§ Dataset content

^^^^^^^^^^^^^^^^

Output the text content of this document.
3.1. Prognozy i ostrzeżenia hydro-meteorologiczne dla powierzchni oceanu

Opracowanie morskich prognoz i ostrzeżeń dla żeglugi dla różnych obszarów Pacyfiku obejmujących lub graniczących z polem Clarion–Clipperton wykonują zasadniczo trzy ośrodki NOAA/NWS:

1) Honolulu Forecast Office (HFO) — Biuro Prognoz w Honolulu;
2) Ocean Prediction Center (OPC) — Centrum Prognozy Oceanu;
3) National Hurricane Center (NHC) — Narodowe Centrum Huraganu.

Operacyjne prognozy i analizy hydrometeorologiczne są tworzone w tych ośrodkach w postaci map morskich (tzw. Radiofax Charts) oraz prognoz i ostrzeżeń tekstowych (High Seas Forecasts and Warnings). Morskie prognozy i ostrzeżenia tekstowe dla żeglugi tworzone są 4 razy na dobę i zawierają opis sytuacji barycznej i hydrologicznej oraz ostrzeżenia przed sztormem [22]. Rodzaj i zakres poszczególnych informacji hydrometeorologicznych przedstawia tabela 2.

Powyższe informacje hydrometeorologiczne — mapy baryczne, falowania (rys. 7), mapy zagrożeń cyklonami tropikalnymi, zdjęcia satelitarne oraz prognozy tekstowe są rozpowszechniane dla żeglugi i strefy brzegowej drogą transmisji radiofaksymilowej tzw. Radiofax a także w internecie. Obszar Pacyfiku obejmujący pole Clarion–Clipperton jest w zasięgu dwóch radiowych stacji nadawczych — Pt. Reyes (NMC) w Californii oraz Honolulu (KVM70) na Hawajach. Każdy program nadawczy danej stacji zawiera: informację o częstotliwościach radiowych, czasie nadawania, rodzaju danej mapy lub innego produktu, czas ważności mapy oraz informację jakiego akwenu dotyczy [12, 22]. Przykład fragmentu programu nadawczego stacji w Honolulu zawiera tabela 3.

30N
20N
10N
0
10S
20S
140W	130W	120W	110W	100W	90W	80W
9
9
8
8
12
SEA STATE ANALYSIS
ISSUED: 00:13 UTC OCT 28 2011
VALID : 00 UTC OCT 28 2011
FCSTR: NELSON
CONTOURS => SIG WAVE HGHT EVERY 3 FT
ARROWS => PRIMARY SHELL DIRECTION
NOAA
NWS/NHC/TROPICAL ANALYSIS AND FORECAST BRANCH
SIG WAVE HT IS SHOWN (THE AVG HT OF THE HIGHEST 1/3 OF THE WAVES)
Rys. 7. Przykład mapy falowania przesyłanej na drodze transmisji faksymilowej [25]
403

^^^^^^^^^^^^^^^^

§ Job
The full set of records should be duplicated exactly.

§ Reply
Output the text content of this document.
3.1. Prognozy i ostrzeżenia hydro-meteorologiczne dla powierzchni oceanu

Opracowanie morskich prognoz i ostrzeżeń dla żeglugi dla różnych obszarów Pacyfiku obejmujących lub graniczących z polem Clarion–Clipperton wykonują zasadniczo trzy ośrodki NOAA/NWS:

1) Honolulu Forecast Office (HFO) — Biuro Prognoz w Honolulu;
2) Ocean Prediction Center (OPC) — Centrum Prognozy Oceanu;
3) National Hurricane Center (NHC) — Narodowe Centrum Huraganu.

Operacyjne prognozy i analizy hydrometeorologiczne są tworzone w tych ośrodkach w postaci map morskich (tzw. Radiofax Charts) oraz prognoz i ostrzeżeń tekstowych (High Seas Forecasts and Warnings). Morskie prognozy i ostrzeżenia tekstowe dla żeglugi tworzone są 4 razy na dobę i zawierają opis sytuacji barycznej i hydrologicznej oraz ostrzeżenia przed sztormem [22]. Rodzaj i zakres poszczególnych informacji hydrometeorologicznych przedstawia tabela 2.

Powyższe informacje hydrometeorologiczne — mapy baryczne, falowania (rys. 7), mapy zagrożeń cyklonami tropikalnymi, zdjęcia satelitarne oraz prognozy tekstowe są rozpowszechniane dla żeglugi i strefy brzegowej drogą transmisji radiofaksymilowej tzw. Radiofax a także w internecie. Obszar Pacyfiku obejmujący pole Clarion–Clipperton jest w zasięgu dwóch radiowych stacji nadawczych — Pt. Reyes (NMC) w Californii oraz Honolulu (KVM70) na Hawajach. Każdy program nadawczy danej stacji zawiera: informację o częstotliwościach radiowych, czasie nadawania, rodzaju danej mapy lub innego produktu, czas ważności mapy oraz informację jakiego akwenu dotyczy [12, 22]. Przykład fragmentu programu nadawczego stacji w Honolulu zawiera tabela 3.

30N
20N
10N
0
10S
20S
140W	130W	120W	110W	100W	90W	80W
9
9
8
8
12
SEA STATE ANALYSIS
ISSUED: 00:13 UTC OCT 28 2011
VALID : 00 UTC OCT 28 2011
FCSTR: NELSON
CONTOURS => SIG WAVE HGHT EVERY 3 FT
ARROWS => PRIMARY SHELL DIRECTION
NOAA
NWS/NHC/TROPICAL ANALYSIS AND FORECAST BRANCH
SIG WAVE HT IS SHOWN (THE AVG HT OF THE HIGHEST 1/3 OF THE WAVES)
Rys. 7. Przykład mapy falowania przesyłanej na drodze transmisji faksymilowej [25]
403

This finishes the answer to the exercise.